Collected data entries

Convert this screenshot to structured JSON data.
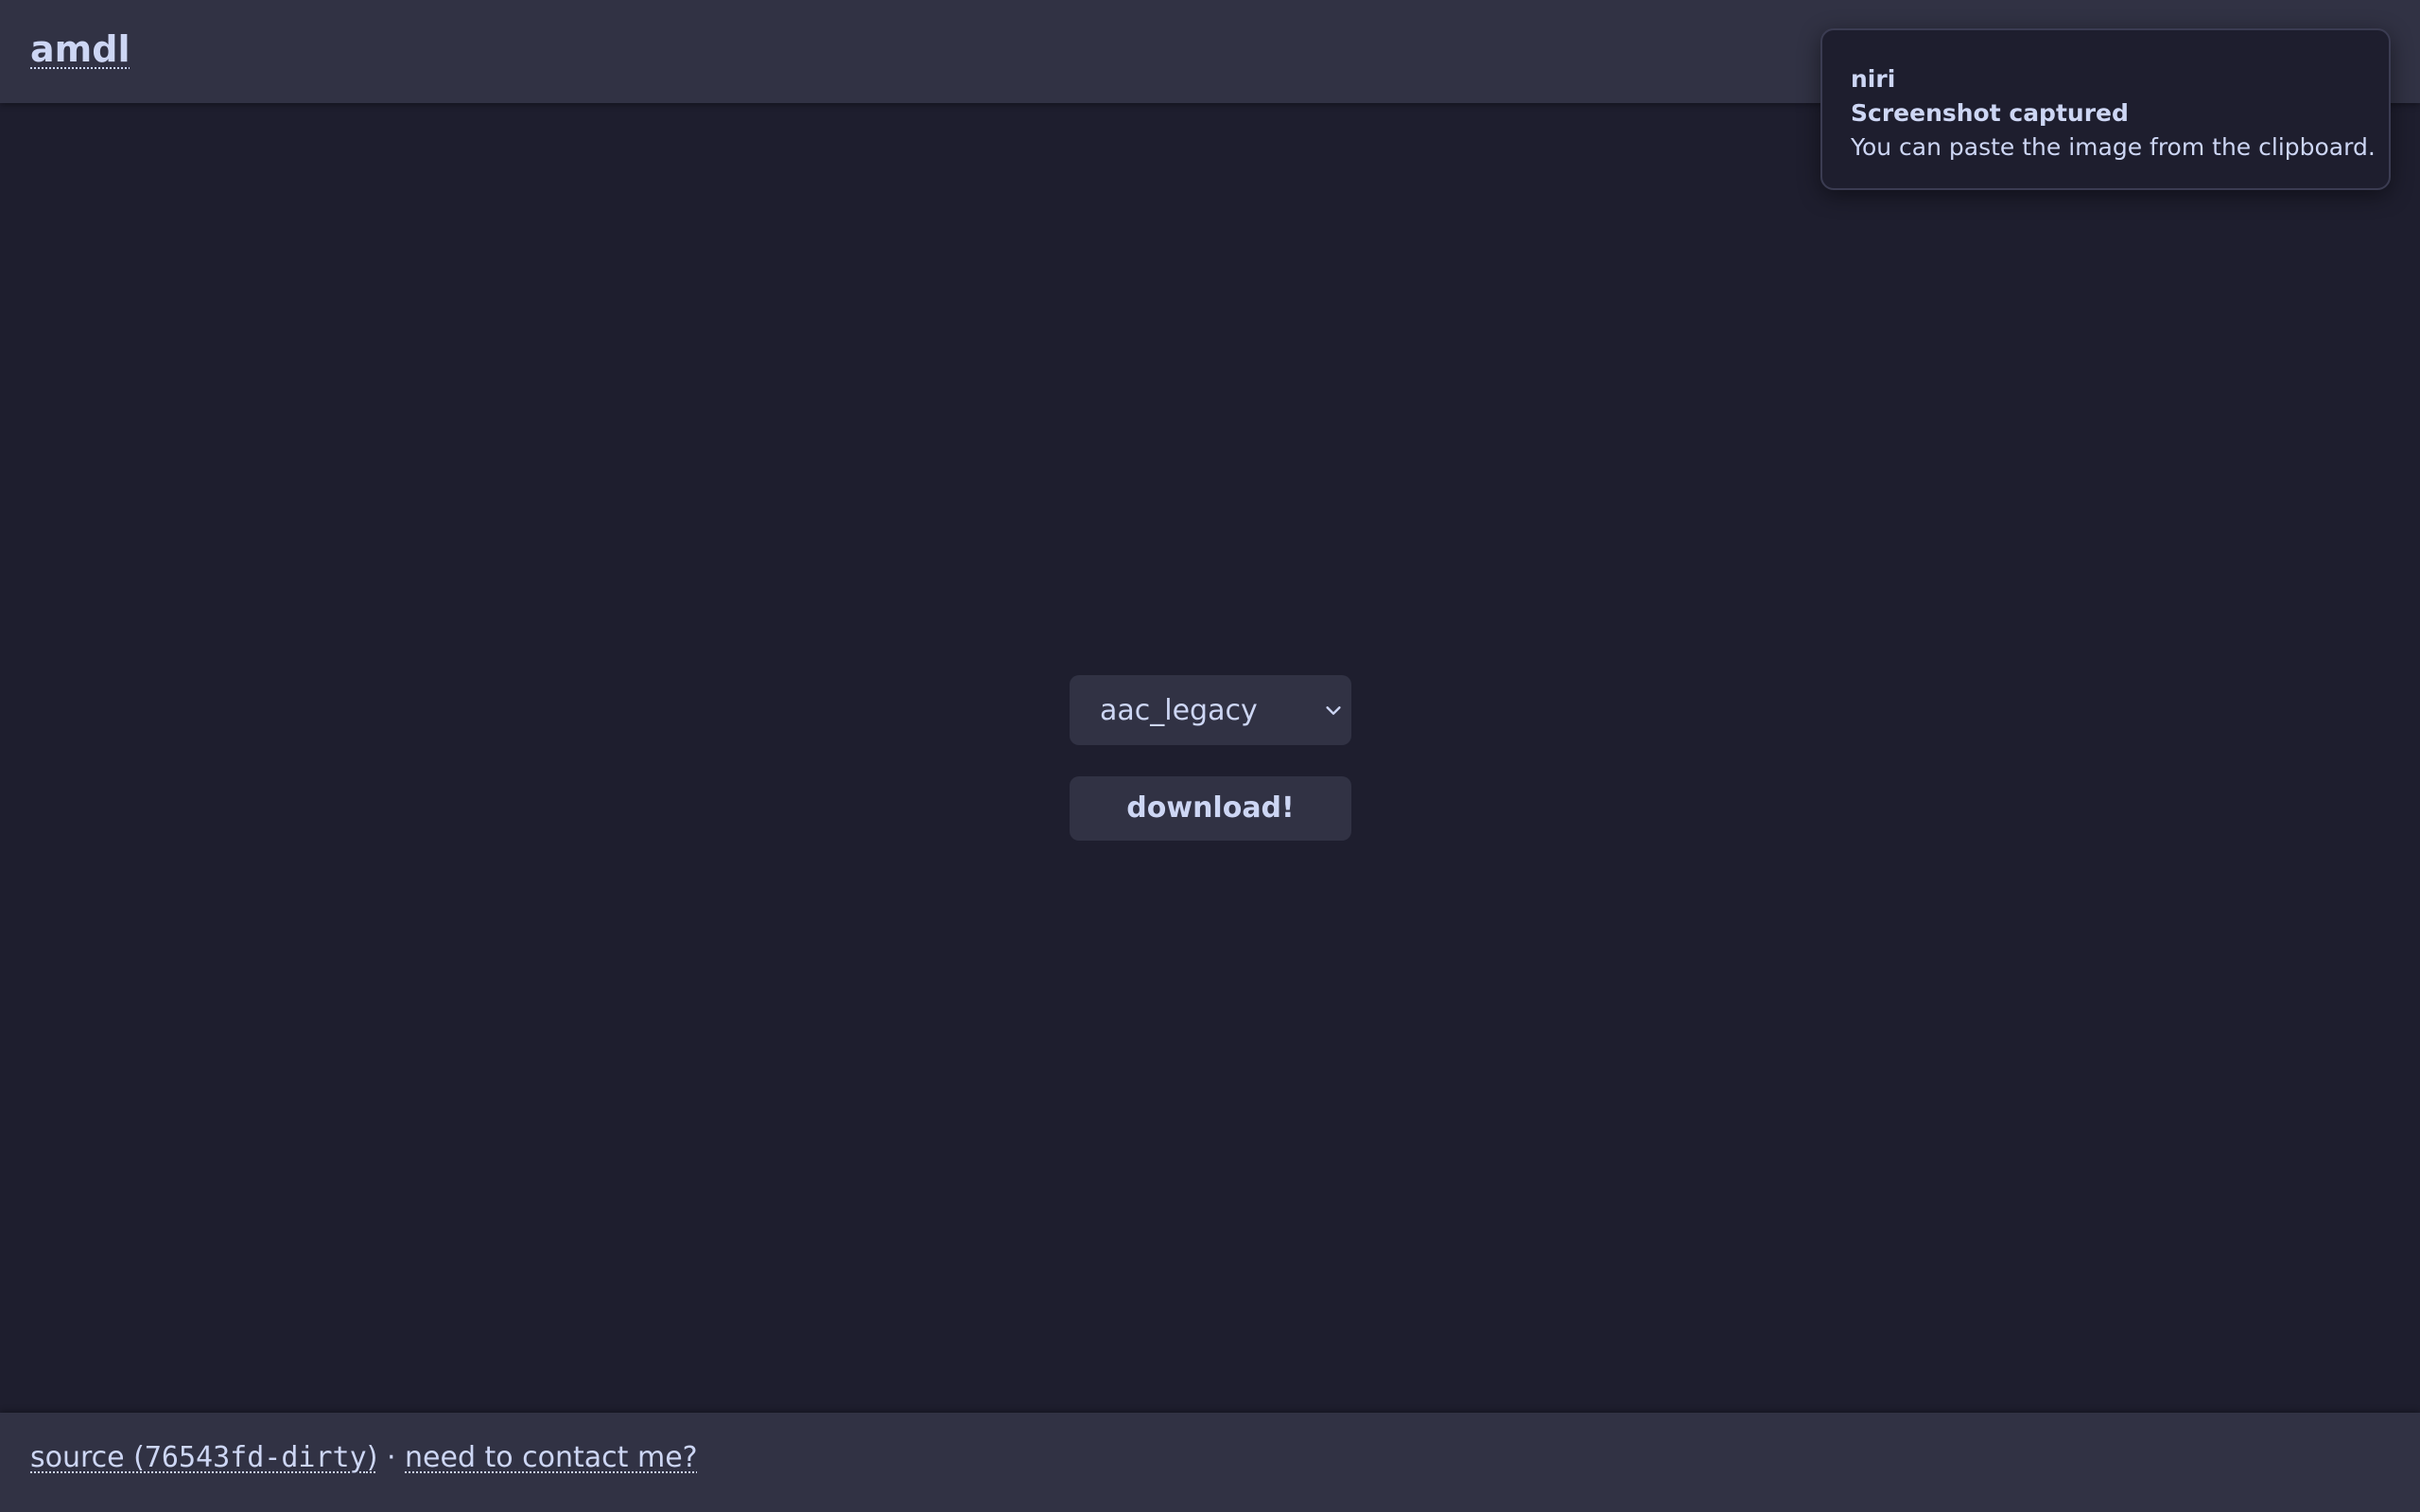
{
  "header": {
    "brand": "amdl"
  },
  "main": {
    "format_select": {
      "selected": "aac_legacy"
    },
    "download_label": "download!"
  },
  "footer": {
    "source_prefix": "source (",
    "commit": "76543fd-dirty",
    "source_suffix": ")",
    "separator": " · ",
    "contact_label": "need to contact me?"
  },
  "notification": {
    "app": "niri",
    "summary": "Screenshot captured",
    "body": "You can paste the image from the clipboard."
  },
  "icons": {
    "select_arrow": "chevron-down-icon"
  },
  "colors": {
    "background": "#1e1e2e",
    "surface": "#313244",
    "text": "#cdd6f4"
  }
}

> **TASK DIRECTIONS**: Restate each entry word for word, please, but drop any images it holds.

> **REPLY**:
Convert this screenshot to structured JSON data.
{
  "header": {
    "brand": "amdl"
  },
  "main": {
    "format_select": {
      "selected": "aac_legacy"
    },
    "download_label": "download!"
  },
  "footer": {
    "source_prefix": "source (",
    "commit": "76543fd-dirty",
    "source_suffix": ")",
    "separator": " · ",
    "contact_label": "need to contact me?"
  },
  "notification": {
    "app": "niri",
    "summary": "Screenshot captured",
    "body": "You can paste the image from the clipboard."
  },
  "icons": {
    "select_arrow": "chevron-down-icon"
  },
  "colors": {
    "background": "#1e1e2e",
    "surface": "#313244",
    "text": "#cdd6f4"
  }
}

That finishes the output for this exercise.